# WHAT YOU HAVE TO DO
Scan the records for the string "Potatoes"; copy each line where it occurs.

# STORED ROWS
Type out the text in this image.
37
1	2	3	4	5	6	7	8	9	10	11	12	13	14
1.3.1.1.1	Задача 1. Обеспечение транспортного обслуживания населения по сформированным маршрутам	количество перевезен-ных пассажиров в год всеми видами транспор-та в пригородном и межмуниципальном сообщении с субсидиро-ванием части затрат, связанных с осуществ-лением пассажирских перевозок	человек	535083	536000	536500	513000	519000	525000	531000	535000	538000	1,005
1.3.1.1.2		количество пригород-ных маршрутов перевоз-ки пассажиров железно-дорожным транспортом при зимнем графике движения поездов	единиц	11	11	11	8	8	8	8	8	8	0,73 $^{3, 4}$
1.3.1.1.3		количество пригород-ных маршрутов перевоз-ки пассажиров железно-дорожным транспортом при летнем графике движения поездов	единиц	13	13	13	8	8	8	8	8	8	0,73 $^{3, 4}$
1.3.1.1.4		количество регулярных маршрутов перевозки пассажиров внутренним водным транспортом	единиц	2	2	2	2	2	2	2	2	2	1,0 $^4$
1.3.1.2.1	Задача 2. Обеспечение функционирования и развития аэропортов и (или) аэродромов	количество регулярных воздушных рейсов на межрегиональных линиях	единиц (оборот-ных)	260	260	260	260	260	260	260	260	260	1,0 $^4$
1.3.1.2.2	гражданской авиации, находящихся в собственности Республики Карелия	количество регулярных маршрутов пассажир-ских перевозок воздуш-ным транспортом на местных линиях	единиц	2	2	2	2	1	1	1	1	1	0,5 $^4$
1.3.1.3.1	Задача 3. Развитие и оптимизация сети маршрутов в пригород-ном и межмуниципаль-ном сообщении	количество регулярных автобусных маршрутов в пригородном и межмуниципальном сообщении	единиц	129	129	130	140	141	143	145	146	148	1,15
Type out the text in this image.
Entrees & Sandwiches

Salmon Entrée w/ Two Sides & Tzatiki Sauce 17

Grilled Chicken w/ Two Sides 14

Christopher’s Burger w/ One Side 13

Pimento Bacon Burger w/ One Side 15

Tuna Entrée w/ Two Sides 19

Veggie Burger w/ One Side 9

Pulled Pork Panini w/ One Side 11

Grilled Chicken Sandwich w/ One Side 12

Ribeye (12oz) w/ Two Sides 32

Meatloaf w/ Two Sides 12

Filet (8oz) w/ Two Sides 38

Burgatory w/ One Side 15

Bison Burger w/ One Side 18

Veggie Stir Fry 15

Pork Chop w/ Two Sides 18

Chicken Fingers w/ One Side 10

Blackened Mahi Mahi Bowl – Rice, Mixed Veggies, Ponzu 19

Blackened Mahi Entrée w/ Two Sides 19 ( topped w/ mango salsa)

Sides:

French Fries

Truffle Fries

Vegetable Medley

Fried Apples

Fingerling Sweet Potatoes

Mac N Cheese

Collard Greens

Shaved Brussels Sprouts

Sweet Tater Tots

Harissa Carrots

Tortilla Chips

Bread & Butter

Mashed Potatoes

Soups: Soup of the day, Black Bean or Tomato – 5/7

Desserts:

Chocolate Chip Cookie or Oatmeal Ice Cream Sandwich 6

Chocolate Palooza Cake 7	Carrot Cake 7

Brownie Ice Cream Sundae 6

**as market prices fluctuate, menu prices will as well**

# RESULT BELOW
Fingerling Sweet Potatoes
Mashed Potatoes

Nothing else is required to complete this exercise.